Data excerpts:
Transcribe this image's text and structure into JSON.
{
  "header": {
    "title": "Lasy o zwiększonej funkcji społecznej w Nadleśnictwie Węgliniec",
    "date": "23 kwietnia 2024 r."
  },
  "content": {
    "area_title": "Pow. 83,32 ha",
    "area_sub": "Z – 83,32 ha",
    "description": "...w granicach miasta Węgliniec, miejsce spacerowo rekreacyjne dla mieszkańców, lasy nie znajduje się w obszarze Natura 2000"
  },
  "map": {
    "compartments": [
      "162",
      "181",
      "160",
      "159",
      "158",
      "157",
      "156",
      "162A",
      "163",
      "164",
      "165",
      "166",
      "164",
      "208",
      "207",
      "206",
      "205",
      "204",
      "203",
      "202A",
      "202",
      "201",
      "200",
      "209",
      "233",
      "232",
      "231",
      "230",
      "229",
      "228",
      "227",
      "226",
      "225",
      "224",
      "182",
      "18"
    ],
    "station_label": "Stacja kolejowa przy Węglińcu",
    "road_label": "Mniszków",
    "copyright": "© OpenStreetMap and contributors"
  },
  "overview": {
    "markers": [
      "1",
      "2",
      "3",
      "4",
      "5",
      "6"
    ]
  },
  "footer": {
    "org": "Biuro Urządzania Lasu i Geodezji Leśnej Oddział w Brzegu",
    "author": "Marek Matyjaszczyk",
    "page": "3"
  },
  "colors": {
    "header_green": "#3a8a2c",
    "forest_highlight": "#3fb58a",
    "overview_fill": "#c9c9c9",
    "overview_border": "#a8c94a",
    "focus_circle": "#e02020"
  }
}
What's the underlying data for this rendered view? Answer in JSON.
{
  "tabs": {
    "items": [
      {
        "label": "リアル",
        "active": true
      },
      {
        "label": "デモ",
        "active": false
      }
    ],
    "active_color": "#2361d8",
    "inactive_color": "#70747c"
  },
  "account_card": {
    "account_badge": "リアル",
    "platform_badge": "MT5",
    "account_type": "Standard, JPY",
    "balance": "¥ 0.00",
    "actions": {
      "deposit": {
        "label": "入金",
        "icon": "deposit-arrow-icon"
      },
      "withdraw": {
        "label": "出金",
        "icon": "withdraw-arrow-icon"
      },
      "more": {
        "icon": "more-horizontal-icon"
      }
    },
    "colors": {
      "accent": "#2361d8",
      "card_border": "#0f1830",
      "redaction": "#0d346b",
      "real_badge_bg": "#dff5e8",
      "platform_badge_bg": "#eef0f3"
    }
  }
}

> _Given instruction_: Give the number of lines where the string "Węgliniec" occurs, without any further text.

> _Complete response_: 2